PROVIDED RECORDS:

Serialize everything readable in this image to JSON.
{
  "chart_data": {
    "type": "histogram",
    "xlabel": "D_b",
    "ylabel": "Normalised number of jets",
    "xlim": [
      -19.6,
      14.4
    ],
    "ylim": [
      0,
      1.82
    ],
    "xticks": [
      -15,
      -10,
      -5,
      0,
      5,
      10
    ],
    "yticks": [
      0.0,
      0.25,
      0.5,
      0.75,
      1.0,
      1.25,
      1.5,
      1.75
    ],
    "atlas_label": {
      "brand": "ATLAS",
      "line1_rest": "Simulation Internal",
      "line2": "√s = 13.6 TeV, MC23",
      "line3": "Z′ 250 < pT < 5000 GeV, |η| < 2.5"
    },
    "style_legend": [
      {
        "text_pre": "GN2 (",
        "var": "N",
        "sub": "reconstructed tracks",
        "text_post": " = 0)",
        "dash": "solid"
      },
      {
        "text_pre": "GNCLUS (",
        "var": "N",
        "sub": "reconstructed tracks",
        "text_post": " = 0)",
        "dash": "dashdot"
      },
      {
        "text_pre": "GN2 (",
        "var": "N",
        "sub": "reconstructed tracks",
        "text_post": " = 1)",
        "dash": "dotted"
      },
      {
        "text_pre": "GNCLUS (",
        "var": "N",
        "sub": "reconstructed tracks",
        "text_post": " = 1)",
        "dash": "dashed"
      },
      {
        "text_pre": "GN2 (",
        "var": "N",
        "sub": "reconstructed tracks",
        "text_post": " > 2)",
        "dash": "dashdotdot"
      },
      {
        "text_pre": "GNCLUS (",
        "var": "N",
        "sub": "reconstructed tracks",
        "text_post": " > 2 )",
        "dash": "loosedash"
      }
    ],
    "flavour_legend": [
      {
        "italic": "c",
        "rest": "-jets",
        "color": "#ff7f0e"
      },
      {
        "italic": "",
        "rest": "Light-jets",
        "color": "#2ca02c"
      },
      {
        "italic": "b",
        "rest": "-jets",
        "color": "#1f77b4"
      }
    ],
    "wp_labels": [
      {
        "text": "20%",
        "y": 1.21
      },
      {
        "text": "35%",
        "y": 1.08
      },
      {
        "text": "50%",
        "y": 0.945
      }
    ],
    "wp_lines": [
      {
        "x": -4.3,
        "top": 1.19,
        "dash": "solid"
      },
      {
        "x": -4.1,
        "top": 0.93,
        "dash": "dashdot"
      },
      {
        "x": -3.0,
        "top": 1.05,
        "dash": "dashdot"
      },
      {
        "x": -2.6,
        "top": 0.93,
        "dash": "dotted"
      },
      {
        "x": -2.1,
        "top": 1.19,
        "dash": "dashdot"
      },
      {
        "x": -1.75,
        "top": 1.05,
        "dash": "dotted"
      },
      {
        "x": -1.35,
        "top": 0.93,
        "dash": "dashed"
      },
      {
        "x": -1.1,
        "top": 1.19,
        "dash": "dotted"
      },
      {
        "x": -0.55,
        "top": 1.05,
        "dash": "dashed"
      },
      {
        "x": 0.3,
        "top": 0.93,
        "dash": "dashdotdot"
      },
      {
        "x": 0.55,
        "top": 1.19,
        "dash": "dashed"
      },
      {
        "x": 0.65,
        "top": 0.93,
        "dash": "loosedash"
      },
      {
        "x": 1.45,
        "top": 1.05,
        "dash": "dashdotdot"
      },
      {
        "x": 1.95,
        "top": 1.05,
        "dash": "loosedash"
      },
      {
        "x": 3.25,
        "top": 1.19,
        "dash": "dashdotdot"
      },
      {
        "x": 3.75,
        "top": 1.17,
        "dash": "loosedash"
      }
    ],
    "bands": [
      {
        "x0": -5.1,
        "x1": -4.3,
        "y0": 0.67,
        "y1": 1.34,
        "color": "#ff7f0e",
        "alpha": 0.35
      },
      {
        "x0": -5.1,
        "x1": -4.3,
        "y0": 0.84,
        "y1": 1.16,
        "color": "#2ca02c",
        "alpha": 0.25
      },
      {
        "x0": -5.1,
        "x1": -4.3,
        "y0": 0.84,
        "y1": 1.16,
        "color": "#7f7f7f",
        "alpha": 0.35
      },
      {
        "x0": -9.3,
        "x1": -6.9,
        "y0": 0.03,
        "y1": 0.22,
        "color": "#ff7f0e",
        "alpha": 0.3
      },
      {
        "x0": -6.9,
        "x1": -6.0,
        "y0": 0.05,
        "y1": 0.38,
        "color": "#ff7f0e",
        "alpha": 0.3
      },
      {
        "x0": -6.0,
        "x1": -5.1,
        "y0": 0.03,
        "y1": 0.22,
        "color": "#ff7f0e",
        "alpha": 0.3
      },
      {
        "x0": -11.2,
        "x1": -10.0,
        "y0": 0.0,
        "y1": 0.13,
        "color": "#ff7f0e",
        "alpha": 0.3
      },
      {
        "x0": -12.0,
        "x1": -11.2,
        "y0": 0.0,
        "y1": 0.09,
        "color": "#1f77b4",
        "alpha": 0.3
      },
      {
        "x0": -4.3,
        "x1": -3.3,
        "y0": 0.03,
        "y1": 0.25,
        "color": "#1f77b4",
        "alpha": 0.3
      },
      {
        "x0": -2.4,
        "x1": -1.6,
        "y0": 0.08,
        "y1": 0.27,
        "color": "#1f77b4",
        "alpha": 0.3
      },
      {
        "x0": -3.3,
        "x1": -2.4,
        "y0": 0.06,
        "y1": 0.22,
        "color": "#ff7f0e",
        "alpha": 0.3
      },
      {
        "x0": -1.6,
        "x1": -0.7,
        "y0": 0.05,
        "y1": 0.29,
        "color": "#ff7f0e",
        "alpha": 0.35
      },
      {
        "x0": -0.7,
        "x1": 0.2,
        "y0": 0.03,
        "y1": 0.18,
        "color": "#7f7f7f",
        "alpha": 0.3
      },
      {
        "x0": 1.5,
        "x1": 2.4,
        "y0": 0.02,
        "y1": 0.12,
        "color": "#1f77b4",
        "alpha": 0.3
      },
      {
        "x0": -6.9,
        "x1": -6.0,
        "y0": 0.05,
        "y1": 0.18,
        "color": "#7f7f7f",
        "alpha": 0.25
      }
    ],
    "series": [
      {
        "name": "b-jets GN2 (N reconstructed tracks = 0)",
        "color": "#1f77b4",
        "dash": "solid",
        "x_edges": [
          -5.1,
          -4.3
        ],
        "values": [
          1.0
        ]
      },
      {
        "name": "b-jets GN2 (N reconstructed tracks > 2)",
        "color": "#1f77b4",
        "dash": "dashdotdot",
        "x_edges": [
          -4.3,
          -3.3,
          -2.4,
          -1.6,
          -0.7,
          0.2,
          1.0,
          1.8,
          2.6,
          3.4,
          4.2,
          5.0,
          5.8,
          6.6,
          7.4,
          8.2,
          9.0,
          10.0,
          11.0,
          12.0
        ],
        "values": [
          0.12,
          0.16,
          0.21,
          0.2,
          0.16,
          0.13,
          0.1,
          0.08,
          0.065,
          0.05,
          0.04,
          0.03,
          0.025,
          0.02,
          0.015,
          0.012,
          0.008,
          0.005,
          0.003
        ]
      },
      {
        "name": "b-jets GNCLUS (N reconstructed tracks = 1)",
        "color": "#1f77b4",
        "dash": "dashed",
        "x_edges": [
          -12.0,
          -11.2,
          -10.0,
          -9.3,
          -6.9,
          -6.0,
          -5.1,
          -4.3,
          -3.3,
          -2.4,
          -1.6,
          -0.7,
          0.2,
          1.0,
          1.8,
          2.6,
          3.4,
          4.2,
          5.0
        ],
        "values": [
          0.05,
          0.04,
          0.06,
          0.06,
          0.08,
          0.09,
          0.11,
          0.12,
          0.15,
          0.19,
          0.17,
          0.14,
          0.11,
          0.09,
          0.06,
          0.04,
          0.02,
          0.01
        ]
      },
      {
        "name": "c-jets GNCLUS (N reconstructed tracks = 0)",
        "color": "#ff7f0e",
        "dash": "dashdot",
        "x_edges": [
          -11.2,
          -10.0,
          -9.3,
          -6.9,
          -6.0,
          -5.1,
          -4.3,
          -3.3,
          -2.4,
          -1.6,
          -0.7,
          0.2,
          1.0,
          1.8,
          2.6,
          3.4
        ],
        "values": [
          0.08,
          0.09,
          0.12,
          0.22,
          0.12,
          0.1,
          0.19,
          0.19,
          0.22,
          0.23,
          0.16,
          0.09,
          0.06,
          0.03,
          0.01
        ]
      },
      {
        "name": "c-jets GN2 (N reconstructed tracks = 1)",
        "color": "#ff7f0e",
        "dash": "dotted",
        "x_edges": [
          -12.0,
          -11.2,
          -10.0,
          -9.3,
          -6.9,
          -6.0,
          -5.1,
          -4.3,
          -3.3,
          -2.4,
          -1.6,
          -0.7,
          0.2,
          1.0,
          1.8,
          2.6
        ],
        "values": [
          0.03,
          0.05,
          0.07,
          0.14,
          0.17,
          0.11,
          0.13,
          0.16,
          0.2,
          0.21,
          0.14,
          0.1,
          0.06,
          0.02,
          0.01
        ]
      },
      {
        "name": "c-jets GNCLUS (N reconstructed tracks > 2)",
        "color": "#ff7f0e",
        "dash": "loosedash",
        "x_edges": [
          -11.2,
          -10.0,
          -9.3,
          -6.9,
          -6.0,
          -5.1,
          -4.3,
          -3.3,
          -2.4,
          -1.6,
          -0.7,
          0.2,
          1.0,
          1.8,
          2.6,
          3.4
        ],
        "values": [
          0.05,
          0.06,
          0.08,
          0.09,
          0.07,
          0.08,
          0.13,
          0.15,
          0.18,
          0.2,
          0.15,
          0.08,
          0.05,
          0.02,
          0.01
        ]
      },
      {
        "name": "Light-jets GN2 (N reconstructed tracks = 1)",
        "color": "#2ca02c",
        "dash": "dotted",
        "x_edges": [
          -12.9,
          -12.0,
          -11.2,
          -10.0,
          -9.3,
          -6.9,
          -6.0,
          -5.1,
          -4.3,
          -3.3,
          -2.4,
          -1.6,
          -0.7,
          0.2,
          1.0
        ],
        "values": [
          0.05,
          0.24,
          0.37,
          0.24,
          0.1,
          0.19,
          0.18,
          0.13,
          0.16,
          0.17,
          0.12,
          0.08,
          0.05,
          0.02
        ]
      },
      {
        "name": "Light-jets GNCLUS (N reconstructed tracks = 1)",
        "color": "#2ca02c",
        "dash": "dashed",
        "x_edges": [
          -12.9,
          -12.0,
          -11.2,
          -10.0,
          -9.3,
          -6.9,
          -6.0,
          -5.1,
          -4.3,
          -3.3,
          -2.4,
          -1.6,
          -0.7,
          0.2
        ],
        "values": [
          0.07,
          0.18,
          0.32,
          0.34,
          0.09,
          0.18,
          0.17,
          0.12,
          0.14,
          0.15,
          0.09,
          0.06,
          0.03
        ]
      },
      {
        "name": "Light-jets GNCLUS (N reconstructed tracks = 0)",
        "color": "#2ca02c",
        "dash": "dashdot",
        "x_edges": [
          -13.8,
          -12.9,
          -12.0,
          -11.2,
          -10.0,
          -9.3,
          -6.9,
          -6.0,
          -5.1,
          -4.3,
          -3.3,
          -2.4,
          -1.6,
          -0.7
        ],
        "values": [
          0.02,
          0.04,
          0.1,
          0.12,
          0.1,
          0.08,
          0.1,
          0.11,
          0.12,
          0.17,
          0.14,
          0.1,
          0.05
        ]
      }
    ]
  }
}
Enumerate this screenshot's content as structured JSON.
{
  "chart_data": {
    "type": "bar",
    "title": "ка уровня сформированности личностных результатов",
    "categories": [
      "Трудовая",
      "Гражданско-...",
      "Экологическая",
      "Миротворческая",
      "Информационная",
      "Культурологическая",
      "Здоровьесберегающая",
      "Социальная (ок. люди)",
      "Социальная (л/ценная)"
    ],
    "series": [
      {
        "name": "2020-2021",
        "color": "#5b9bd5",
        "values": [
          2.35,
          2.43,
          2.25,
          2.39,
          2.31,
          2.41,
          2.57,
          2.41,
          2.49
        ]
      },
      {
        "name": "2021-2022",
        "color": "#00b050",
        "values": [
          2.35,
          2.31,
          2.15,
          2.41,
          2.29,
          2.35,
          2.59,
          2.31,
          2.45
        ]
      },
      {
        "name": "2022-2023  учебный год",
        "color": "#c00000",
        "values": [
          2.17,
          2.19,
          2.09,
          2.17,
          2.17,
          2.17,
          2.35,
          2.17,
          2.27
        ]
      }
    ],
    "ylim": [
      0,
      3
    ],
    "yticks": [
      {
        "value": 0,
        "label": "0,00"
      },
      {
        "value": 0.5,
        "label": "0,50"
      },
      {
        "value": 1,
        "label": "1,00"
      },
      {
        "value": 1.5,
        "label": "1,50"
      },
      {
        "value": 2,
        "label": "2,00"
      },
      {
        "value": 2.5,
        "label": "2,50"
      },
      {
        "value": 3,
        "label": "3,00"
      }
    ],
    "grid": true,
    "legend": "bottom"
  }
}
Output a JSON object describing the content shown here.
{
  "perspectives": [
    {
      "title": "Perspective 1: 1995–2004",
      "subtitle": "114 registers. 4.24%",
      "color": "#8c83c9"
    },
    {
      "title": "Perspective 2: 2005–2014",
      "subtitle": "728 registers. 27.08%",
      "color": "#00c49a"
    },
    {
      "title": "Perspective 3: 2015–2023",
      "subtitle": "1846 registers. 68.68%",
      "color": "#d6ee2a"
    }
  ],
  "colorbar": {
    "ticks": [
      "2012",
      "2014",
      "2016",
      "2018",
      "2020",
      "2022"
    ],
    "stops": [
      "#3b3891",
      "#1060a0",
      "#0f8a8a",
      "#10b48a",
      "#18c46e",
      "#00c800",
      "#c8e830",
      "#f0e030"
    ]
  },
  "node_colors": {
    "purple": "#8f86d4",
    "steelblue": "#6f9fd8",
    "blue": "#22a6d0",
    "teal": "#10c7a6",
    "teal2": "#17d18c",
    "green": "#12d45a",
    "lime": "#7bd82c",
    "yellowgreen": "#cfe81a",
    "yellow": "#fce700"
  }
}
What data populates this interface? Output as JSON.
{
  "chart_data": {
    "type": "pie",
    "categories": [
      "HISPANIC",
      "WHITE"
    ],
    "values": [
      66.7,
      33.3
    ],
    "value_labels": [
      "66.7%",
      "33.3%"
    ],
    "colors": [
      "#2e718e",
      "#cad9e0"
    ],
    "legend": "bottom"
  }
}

EXERCISE OBJECTIVE: Scan the data above; copy every line where "Социальная" appears.

FINAL RESULT:
      "Социальная (ок. люди)",
      "Социальная (л/ценная)"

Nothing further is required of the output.